> **Directive**:
Pick out every line of the entries below where "Celeste" occurs, and copy those lines.

> **Provided data**:

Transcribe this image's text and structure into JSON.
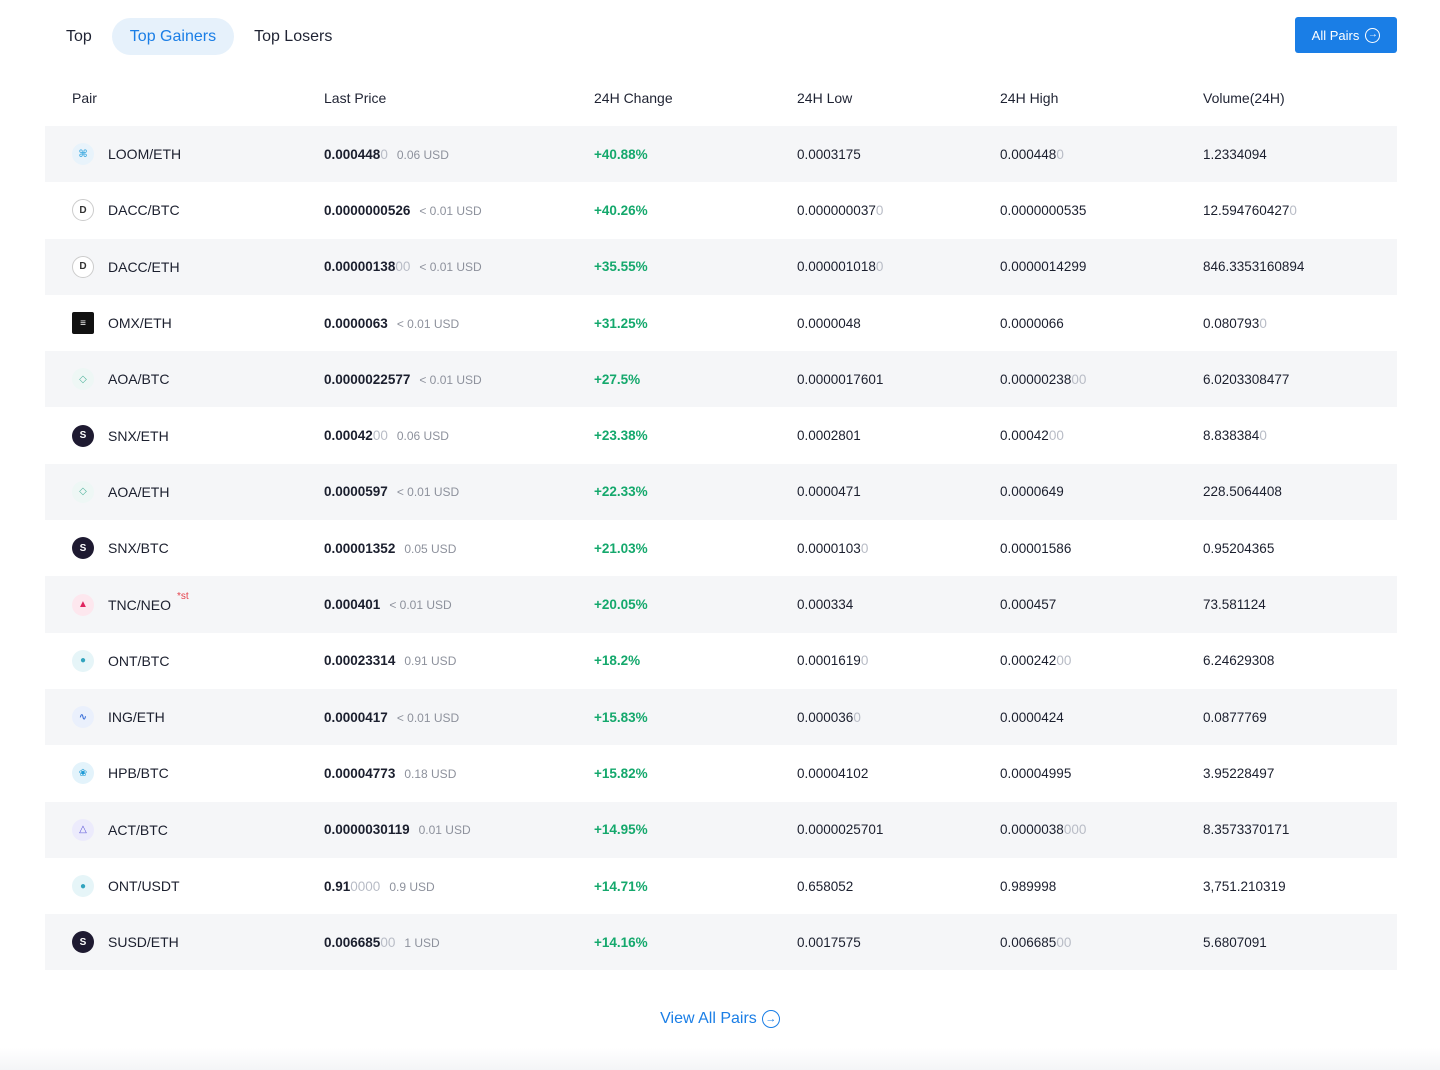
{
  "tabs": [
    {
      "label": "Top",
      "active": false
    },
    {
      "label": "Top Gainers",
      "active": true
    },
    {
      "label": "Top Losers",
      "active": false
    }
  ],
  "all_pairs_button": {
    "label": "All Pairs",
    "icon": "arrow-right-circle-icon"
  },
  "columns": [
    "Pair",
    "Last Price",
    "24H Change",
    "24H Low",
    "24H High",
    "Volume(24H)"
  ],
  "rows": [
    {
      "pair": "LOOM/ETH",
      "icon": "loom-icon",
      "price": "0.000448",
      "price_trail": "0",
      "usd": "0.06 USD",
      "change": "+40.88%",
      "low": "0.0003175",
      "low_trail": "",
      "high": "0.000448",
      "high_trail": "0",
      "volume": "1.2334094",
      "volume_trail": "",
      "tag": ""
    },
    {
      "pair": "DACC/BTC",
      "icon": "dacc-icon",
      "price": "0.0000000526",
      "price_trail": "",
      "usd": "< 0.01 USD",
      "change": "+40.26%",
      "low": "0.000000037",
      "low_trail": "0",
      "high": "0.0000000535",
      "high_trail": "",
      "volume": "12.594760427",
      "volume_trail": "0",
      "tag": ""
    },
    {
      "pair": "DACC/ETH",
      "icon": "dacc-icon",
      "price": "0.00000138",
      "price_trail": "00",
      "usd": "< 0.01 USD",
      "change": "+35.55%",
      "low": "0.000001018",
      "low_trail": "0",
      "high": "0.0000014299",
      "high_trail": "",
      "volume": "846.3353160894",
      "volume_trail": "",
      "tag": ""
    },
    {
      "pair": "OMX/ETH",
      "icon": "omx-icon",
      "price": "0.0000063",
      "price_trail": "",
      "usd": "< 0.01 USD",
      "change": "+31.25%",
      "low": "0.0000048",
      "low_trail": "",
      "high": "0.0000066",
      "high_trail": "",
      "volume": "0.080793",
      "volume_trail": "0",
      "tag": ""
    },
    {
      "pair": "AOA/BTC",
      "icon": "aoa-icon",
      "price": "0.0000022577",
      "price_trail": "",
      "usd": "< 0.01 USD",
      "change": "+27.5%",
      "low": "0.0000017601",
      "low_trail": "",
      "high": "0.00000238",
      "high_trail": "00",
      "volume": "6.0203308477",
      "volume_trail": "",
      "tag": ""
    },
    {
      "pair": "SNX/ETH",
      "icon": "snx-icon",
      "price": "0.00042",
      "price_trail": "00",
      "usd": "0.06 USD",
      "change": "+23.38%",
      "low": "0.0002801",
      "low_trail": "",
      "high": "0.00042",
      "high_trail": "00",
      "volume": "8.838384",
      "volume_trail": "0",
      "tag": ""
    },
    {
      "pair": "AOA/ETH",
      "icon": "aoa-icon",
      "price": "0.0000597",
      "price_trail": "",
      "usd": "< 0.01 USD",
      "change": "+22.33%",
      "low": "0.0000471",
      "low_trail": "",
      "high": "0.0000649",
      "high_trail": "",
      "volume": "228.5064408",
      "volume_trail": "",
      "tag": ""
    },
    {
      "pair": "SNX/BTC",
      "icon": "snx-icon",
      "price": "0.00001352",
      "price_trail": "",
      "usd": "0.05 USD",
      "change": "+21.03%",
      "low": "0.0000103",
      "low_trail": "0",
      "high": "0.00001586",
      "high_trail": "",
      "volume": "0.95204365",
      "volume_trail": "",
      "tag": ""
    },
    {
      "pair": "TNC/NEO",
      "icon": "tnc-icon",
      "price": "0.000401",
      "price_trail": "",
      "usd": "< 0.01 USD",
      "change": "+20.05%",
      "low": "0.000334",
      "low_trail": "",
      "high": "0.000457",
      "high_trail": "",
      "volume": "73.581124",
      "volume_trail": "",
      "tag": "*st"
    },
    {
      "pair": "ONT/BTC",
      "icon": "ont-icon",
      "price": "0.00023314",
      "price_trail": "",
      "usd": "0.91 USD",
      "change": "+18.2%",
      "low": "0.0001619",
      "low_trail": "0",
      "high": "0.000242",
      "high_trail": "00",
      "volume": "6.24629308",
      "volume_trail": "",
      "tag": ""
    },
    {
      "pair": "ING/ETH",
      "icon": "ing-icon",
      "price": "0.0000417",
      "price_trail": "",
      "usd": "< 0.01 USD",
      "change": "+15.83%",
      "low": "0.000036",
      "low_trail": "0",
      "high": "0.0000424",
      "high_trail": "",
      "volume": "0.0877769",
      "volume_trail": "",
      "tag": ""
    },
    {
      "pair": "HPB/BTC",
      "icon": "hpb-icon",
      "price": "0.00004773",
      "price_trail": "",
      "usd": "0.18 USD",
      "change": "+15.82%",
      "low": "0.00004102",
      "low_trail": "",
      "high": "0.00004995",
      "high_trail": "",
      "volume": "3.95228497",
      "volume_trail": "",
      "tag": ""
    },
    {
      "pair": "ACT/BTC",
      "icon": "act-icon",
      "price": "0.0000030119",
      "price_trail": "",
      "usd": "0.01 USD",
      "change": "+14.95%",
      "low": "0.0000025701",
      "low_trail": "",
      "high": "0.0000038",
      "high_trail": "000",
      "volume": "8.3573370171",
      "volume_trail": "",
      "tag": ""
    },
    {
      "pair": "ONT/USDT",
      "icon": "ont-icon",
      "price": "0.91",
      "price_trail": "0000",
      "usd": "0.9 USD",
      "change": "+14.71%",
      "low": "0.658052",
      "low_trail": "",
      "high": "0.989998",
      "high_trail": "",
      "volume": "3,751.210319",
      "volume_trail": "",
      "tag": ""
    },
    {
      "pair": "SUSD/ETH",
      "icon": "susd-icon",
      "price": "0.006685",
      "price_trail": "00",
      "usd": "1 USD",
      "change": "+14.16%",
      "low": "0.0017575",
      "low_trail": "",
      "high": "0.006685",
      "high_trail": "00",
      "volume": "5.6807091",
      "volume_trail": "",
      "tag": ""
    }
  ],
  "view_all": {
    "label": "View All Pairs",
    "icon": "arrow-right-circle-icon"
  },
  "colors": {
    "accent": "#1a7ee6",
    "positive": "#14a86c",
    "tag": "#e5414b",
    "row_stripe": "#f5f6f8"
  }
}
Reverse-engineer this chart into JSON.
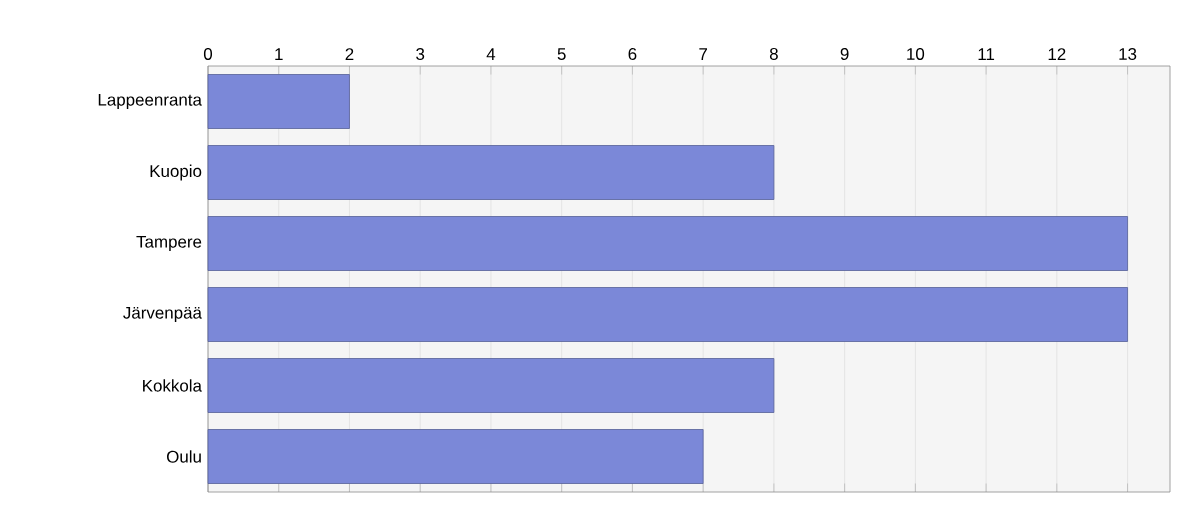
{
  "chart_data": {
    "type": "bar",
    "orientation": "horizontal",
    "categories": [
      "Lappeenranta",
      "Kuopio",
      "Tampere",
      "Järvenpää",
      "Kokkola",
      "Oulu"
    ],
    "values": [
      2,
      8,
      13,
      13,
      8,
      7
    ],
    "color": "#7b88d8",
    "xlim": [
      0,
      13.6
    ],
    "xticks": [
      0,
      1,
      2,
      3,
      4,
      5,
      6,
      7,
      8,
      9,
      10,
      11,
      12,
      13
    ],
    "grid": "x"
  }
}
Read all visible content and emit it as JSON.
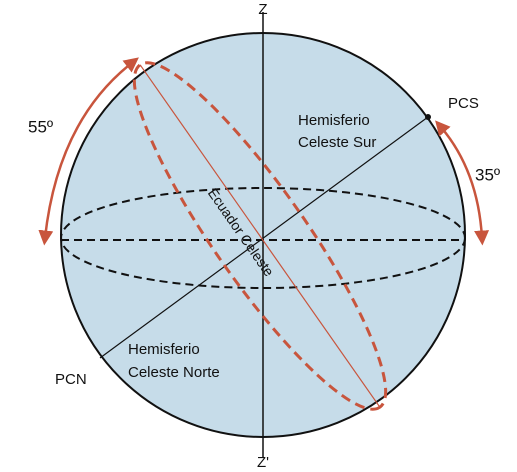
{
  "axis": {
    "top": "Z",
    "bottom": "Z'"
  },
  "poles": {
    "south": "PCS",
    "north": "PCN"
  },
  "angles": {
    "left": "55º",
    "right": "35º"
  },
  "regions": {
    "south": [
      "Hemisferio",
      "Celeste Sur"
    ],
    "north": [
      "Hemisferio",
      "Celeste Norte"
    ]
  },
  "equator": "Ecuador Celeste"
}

> **The solution**:
      "Celeste Sur"
      "Celeste Norte"
  "equator": "Ecuador Celeste"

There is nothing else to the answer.